▶ **GIVEN TASK**: Select lines where the word "technological" appears.

-- START OF DATA FOR THE TASK --

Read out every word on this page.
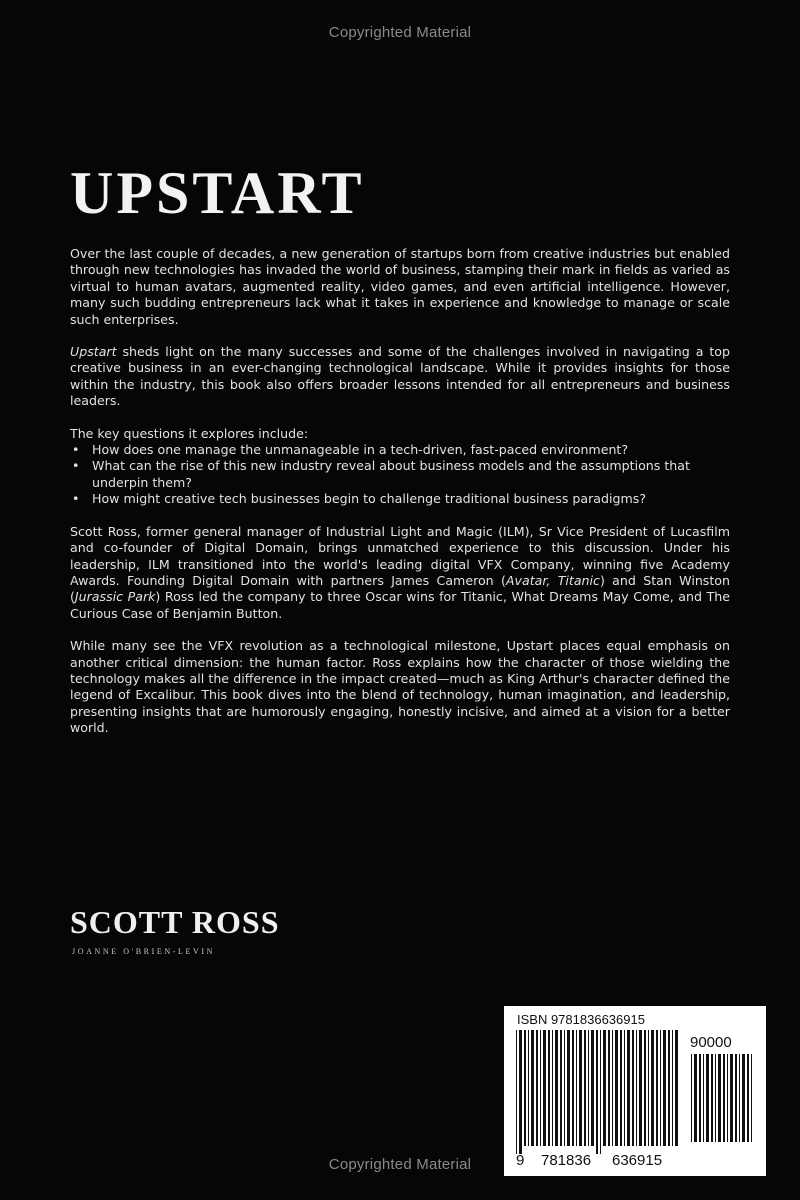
Copyrighted Material
UPSTART

Over the last couple of decades, a new generation of startups born from creative industries but enabled through new technologies has invaded the world of business, stamping their mark in fields as varied as virtual to human avatars, augmented reality, video games, and even artificial intelligence. However, many such budding entrepreneurs lack what it takes in experience and knowledge to manage or scale such enterprises.

Upstart sheds light on the many successes and some of the challenges involved in navigating a top creative business in an ever-changing technological landscape. While it provides insights for those within the industry, this book also offers broader lessons intended for all entrepreneurs and business leaders.

The key questions it explores include:

• How does one manage the unmanageable in a tech-driven, fast-paced environment?
• What can the rise of this new industry reveal about business models and the assumptions that underpin them?
• How might creative tech businesses begin to challenge traditional business paradigms?

Scott Ross, former general manager of Industrial Light and Magic (ILM), Sr Vice President of Lucasfilm and co-founder of Digital Domain, brings unmatched experience to this discussion. Under his leadership, ILM transitioned into the world's leading digital VFX Company, winning five Academy Awards. Founding Digital Domain with partners James Cameron (Avatar, Titanic) and Stan Winston (Jurassic Park) Ross led the company to three Oscar wins for Titanic, What Dreams May Come, and The Curious Case of Benjamin Button.

While many see the VFX revolution as a technological milestone, Upstart places equal emphasis on another critical dimension: the human factor. Ross explains how the character of those wielding the technology makes all the difference in the impact created—much as King Arthur's character defined the legend of Excalibur. This book dives into the blend of technology, human imagination, and leadership, presenting insights that are humorously engaging, honestly incisive, and aimed at a vision for a better world.

SCOTT ROSS
JOANNE O'BRIEN-LEVIN
ISBN 9781836636915
90000
9 781836 636915
Copyrighted Material
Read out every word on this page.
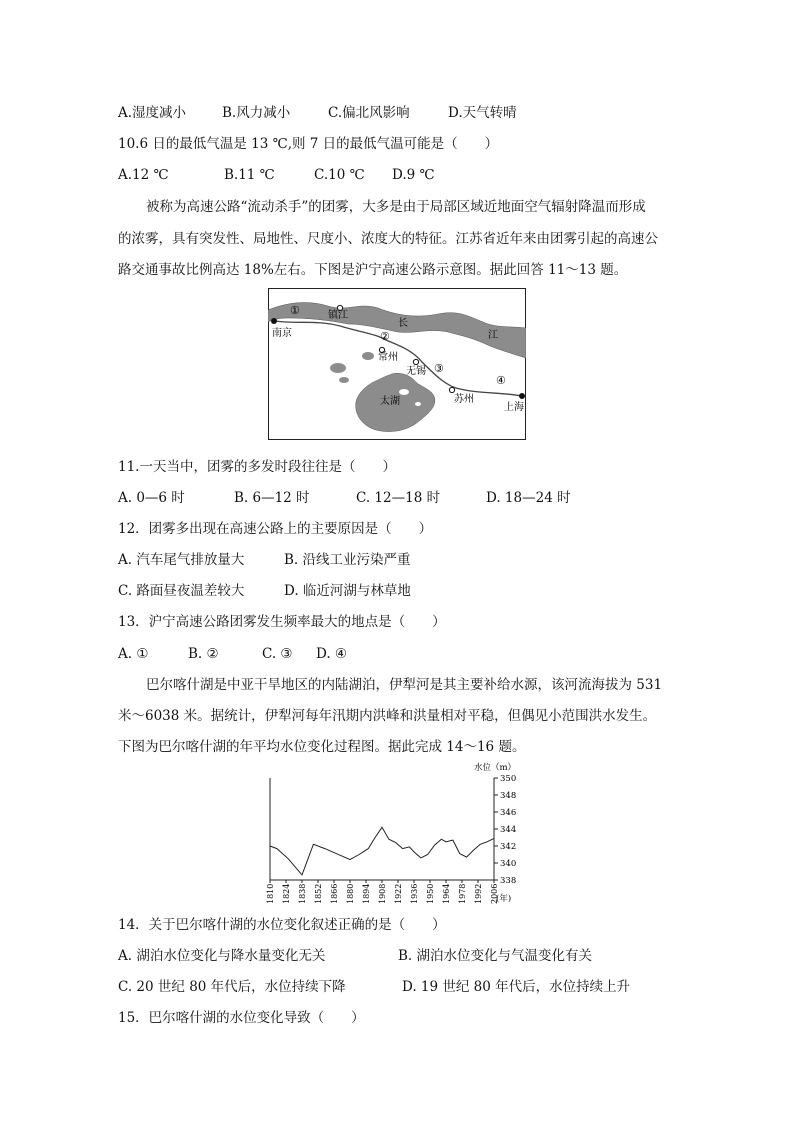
A.湿度减小	B.风力减小	C.偏北风影响	D.天气转晴
10.6 日的最低气温是 13 ℃,则 7 日的最低气温可能是（　　）
A.12 ℃	B.11 ℃	C.10 ℃ D.9 ℃
被称为高速公路“流动杀手”的团雾，大多是由于局部区域近地面空气辐射降温而形成
的浓雾，具有突发性、局地性、尺度小、浓度大的特征。江苏省近年来由团雾引起的高速公
路交通事故比例高达 18%左右。下图是沪宁高速公路示意图。据此回答 11～13 题。
南京
镇江
常州
无锡
苏州
上海
太湖
长
江
①
②
③
④
11.一天当中，团雾的多发时段往往是（　　）
A. 0—6 时	B. 6—12 时	C. 12—18 时	D. 18—24 时
12．团雾多出现在高速公路上的主要原因是（　　）
A. 汽车尾气排放量大	B. 沿线工业污染严重
C. 路面昼夜温差较大	D. 临近河湖与林草地
13．沪宁高速公路团雾发生频率最大的地点是（　　）
A. ①	B. ②	C. ③ D. ④
巴尔喀什湖是中亚干旱地区的内陆湖泊，伊犁河是其主要补给水源，该河流海拔为 531
米～6038 米。据统计，伊犁河每年汛期内洪峰和洪量相对平稳，但偶见小范围洪水发生。
下图为巴尔喀什湖的年平均水位变化过程图。据此完成 14～16 题。
338
340
342
344
346
348
350
水位（m）
1810 1824 1838 1852 1866 1880 1894 1908 1922 1936 1950 1964 1978 1992 2006
(年)
14．关于巴尔喀什湖的水位变化叙述正确的是（　　）
A. 湖泊水位变化与降水量变化无关	B. 湖泊水位变化与气温变化有关
C. 20 世纪 80 年代后，水位持续下降	D. 19 世纪 80 年代后，水位持续上升
15．巴尔喀什湖的水位变化导致（　　）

-- END OF DATA FOR THE TASK --

▶ **EXERCISE ANSWER**:
Upstart sheds light on the many successes and some of the challenges involved in navigating a top creative business in an ever-changing technological landscape. While it provides insights for those within the industry, this book also offers broader lessons intended for all entrepreneurs and business leaders.
While many see the VFX revolution as a technological milestone, Upstart places equal emphasis on another critical dimension: the human factor. Ross explains how the character of those wielding the technology makes all the difference in the impact created—much as King Arthur's character defined the legend of Excalibur. This book dives into the blend of technology, human imagination, and leadership, presenting insights that are humorously engaging, honestly incisive, and aimed at a vision for a better world.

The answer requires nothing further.